▶ The exercise
Copy out the entries below in full and exactly.
── Dataset excerpts ──
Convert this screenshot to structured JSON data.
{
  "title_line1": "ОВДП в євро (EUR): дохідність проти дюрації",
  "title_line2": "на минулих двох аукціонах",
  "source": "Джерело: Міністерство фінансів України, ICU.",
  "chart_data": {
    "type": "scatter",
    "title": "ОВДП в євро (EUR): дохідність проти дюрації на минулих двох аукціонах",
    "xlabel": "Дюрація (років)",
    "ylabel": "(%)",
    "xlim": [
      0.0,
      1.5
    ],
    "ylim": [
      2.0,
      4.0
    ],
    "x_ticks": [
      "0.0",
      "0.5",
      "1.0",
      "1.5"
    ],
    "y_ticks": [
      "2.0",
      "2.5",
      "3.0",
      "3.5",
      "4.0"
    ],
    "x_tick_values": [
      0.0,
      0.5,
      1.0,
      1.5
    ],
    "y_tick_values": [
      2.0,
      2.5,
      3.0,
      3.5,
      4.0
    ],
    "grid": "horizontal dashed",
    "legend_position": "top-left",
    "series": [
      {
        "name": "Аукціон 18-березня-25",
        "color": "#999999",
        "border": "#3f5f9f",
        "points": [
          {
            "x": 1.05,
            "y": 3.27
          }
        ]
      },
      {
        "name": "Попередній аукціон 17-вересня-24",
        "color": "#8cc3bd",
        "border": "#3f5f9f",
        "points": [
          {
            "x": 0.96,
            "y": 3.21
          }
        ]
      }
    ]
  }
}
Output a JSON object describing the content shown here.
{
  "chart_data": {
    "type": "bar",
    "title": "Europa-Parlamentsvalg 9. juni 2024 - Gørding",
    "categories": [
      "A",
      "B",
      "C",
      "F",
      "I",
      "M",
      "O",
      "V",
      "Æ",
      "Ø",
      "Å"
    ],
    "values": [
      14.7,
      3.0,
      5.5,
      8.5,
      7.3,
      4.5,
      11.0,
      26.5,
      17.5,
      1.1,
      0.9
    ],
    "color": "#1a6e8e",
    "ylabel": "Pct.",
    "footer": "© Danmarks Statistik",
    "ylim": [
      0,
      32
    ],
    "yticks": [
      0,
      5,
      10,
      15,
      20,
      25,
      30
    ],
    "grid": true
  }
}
───
▶ Complete output
Convert this screenshot to structured JSON data.
{
  "title_line1": "ОВДП в євро (EUR): дохідність проти дюрації",
  "title_line2": "на минулих двох аукціонах",
  "source": "Джерело: Міністерство фінансів України, ICU.",
  "chart_data": {
    "type": "scatter",
    "title": "ОВДП в євро (EUR): дохідність проти дюрації на минулих двох аукціонах",
    "xlabel": "Дюрація (років)",
    "ylabel": "(%)",
    "xlim": [
      0.0,
      1.5
    ],
    "ylim": [
      2.0,
      4.0
    ],
    "x_ticks": [
      "0.0",
      "0.5",
      "1.0",
      "1.5"
    ],
    "y_ticks": [
      "2.0",
      "2.5",
      "3.0",
      "3.5",
      "4.0"
    ],
    "x_tick_values": [
      0.0,
      0.5,
      1.0,
      1.5
    ],
    "y_tick_values": [
      2.0,
      2.5,
      3.0,
      3.5,
      4.0
    ],
    "grid": "horizontal dashed",
    "legend_position": "top-left",
    "series": [
      {
        "name": "Аукціон 18-березня-25",
        "color": "#999999",
        "border": "#3f5f9f",
        "points": [
          {
            "x": 1.05,
            "y": 3.27
          }
        ]
      },
      {
        "name": "Попередній аукціон 17-вересня-24",
        "color": "#8cc3bd",
        "border": "#3f5f9f",
        "points": [
          {
            "x": 0.96,
            "y": 3.21
          }
        ]
      }
    ]
  }
}
Output a JSON object describing the content shown here.
{
  "chart_data": {
    "type": "bar",
    "title": "Europa-Parlamentsvalg 9. juni 2024 - Gørding",
    "categories": [
      "A",
      "B",
      "C",
      "F",
      "I",
      "M",
      "O",
      "V",
      "Æ",
      "Ø",
      "Å"
    ],
    "values": [
      14.7,
      3.0,
      5.5,
      8.5,
      7.3,
      4.5,
      11.0,
      26.5,
      17.5,
      1.1,
      0.9
    ],
    "color": "#1a6e8e",
    "ylabel": "Pct.",
    "footer": "© Danmarks Statistik",
    "ylim": [
      0,
      32
    ],
    "yticks": [
      0,
      5,
      10,
      15,
      20,
      25,
      30
    ],
    "grid": true
  }
}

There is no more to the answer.